[[ SELECTED TEXT, beginning ]]

WhatsApp isn’t actually deleting the messages you send to the archive, according to a security researcher.
On Apple devices the app stores a “forensic trace” of all chats, be them “deleted, cleared, or archived”, Jonathan Zdziarski found. This means that instead of disappearing from the device as you’d expect, a trace of the chat remains in the phone. And that trace could be reconstructed into its “original form” by someone with access to the device.
It would be reasonable for WhatsApp users to expect message history to disappear from a phone when a conversation is deleted, especially given WhatsApp’s focus on privacy and security: the app recently introduced end-to-end encryption.
But instead of properly deleting messages, the app retains a memory of chats that could be recovered using forensic tools by law enforcement or anyone else with access to the device.
“Simply preserving deleted data on a secure device is not usually a significant issue, but when that data comes off the device as freely as WhatsApp’s database does, it poses rather a serious risk to privacy,” said Zdziarski.

[[ SELECTED TEXT, end ]]

- WORK ORDER 1:
According to the WhatsApp article, what security feature had the app recently introduced?
- WORK ORDER 2:
Resume the WhatsApp article with new sentences that follow on from its final quoted remark.

[[ EXERCISE DATA, beginning ]]

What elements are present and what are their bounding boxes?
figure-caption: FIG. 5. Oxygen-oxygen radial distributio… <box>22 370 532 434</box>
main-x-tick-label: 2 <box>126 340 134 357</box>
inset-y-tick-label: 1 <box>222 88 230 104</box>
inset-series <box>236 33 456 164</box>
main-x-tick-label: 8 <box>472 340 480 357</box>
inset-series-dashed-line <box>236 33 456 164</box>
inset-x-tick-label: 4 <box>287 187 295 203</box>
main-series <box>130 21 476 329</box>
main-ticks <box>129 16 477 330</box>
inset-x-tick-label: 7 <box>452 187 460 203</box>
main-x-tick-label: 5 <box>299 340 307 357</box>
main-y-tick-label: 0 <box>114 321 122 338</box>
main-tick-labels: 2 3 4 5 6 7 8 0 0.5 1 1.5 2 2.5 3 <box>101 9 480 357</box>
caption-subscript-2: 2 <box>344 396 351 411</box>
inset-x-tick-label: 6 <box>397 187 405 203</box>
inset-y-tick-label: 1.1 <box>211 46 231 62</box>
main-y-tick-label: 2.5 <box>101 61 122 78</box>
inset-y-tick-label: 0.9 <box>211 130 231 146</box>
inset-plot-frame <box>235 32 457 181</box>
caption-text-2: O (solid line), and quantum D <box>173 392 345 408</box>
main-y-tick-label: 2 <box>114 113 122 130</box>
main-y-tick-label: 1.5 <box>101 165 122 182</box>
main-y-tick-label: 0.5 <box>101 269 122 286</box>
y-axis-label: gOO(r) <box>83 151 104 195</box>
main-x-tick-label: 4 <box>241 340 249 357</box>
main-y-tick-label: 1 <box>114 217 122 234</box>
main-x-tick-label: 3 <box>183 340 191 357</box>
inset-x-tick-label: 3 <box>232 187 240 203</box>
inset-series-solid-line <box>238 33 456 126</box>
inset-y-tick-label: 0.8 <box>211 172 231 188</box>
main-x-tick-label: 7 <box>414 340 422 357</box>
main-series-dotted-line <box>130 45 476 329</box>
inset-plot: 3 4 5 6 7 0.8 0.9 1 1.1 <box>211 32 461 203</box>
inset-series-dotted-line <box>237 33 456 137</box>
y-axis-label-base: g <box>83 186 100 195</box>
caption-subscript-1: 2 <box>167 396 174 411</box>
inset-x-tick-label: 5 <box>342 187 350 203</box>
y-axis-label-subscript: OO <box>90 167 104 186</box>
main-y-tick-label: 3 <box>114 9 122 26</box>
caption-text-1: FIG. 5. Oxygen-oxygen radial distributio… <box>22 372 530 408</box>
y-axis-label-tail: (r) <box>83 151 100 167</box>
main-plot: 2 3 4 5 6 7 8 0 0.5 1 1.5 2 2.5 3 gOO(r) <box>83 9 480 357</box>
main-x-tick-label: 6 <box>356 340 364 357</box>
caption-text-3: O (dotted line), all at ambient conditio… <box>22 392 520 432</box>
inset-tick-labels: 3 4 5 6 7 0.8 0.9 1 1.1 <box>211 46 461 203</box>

[[ EXERCISE DATA, end ]]

- FINAL ANSWER 1:
End-to-end encryption.

- FINAL ANSWER 2:
On your iPhone or iPad, WhatsApp’s data is stored in an unencrypted form. Although the messaging service now uses end-to-end encryption, that only applies to data that is travelling between devices so that messages can’t be intercepted and read.
That data, including the traces of deleted conversations, is automatically backed up to iCloud, whether or not iCloud sync is enabled, which is also not encrypted and could therefore be read by a third party.
This means anyone with access to the physical device or a computer associated with the device can access the messages, especially if the user doesn’t have a password protecting their backups.